▶ [Request] Repeat the records below exactly.
⁂
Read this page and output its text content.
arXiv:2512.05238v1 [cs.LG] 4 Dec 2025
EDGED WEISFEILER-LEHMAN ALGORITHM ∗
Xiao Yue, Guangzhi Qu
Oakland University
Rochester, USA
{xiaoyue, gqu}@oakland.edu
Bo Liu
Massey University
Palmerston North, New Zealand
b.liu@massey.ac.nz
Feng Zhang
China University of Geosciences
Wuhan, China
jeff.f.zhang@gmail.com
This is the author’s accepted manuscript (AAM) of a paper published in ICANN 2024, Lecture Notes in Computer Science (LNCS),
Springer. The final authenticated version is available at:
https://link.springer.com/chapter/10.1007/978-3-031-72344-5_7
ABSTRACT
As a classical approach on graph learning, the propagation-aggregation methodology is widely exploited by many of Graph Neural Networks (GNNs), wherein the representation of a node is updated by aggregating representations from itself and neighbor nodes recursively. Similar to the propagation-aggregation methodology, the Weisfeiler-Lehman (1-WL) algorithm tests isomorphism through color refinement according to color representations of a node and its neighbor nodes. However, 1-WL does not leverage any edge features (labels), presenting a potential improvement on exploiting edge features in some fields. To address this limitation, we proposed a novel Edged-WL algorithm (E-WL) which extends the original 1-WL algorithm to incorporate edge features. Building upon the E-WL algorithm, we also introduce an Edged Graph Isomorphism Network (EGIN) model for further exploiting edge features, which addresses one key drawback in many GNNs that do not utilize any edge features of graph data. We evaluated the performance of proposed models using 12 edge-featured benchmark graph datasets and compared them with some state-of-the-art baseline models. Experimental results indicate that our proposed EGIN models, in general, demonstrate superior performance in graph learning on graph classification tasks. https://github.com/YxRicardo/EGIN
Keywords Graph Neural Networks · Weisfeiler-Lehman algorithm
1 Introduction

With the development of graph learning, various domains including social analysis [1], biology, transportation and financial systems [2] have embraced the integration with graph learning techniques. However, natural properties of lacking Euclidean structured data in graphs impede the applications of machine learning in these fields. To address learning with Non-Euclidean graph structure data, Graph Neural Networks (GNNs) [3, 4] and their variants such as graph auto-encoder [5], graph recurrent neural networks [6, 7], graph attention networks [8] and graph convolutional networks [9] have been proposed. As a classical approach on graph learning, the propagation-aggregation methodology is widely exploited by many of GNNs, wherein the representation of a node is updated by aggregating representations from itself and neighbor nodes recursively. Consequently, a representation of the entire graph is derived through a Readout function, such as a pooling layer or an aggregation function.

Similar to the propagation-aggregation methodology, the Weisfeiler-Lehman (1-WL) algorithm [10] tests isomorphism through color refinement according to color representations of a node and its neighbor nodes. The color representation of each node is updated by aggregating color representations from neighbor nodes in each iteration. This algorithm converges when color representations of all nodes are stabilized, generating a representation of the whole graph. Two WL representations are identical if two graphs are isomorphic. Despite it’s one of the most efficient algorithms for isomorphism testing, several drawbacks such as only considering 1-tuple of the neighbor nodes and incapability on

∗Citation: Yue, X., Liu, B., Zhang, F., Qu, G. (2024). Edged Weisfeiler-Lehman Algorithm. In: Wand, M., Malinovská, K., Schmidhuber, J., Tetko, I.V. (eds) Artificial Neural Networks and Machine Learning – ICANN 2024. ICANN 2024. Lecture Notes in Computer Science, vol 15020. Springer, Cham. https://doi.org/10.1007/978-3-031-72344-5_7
⁂
▶ [Solution for this problem]
Read this page and output its text content.
arXiv:2512.05238v1 [cs.LG] 4 Dec 2025
EDGED WEISFEILER-LEHMAN ALGORITHM ∗
Xiao Yue, Guangzhi Qu
Oakland University
Rochester, USA
{xiaoyue, gqu}@oakland.edu
Bo Liu
Massey University
Palmerston North, New Zealand
b.liu@massey.ac.nz
Feng Zhang
China University of Geosciences
Wuhan, China
jeff.f.zhang@gmail.com
This is the author’s accepted manuscript (AAM) of a paper published in ICANN 2024, Lecture Notes in Computer Science (LNCS),
Springer. The final authenticated version is available at:
https://link.springer.com/chapter/10.1007/978-3-031-72344-5_7
ABSTRACT
As a classical approach on graph learning, the propagation-aggregation methodology is widely exploited by many of Graph Neural Networks (GNNs), wherein the representation of a node is updated by aggregating representations from itself and neighbor nodes recursively. Similar to the propagation-aggregation methodology, the Weisfeiler-Lehman (1-WL) algorithm tests isomorphism through color refinement according to color representations of a node and its neighbor nodes. However, 1-WL does not leverage any edge features (labels), presenting a potential improvement on exploiting edge features in some fields. To address this limitation, we proposed a novel Edged-WL algorithm (E-WL) which extends the original 1-WL algorithm to incorporate edge features. Building upon the E-WL algorithm, we also introduce an Edged Graph Isomorphism Network (EGIN) model for further exploiting edge features, which addresses one key drawback in many GNNs that do not utilize any edge features of graph data. We evaluated the performance of proposed models using 12 edge-featured benchmark graph datasets and compared them with some state-of-the-art baseline models. Experimental results indicate that our proposed EGIN models, in general, demonstrate superior performance in graph learning on graph classification tasks. https://github.com/YxRicardo/EGIN
Keywords Graph Neural Networks · Weisfeiler-Lehman algorithm
1 Introduction

With the development of graph learning, various domains including social analysis [1], biology, transportation and financial systems [2] have embraced the integration with graph learning techniques. However, natural properties of lacking Euclidean structured data in graphs impede the applications of machine learning in these fields. To address learning with Non-Euclidean graph structure data, Graph Neural Networks (GNNs) [3, 4] and their variants such as graph auto-encoder [5], graph recurrent neural networks [6, 7], graph attention networks [8] and graph convolutional networks [9] have been proposed. As a classical approach on graph learning, the propagation-aggregation methodology is widely exploited by many of GNNs, wherein the representation of a node is updated by aggregating representations from itself and neighbor nodes recursively. Consequently, a representation of the entire graph is derived through a Readout function, such as a pooling layer or an aggregation function.

Similar to the propagation-aggregation methodology, the Weisfeiler-Lehman (1-WL) algorithm [10] tests isomorphism through color refinement according to color representations of a node and its neighbor nodes. The color representation of each node is updated by aggregating color representations from neighbor nodes in each iteration. This algorithm converges when color representations of all nodes are stabilized, generating a representation of the whole graph. Two WL representations are identical if two graphs are isomorphic. Despite it’s one of the most efficient algorithms for isomorphism testing, several drawbacks such as only considering 1-tuple of the neighbor nodes and incapability on

∗Citation: Yue, X., Liu, B., Zhang, F., Qu, G. (2024). Edged Weisfeiler-Lehman Algorithm. In: Wand, M., Malinovská, K., Schmidhuber, J., Tetko, I.V. (eds) Artificial Neural Networks and Machine Learning – ICANN 2024. ICANN 2024. Lecture Notes in Computer Science, vol 15020. Springer, Cham. https://doi.org/10.1007/978-3-031-72344-5_7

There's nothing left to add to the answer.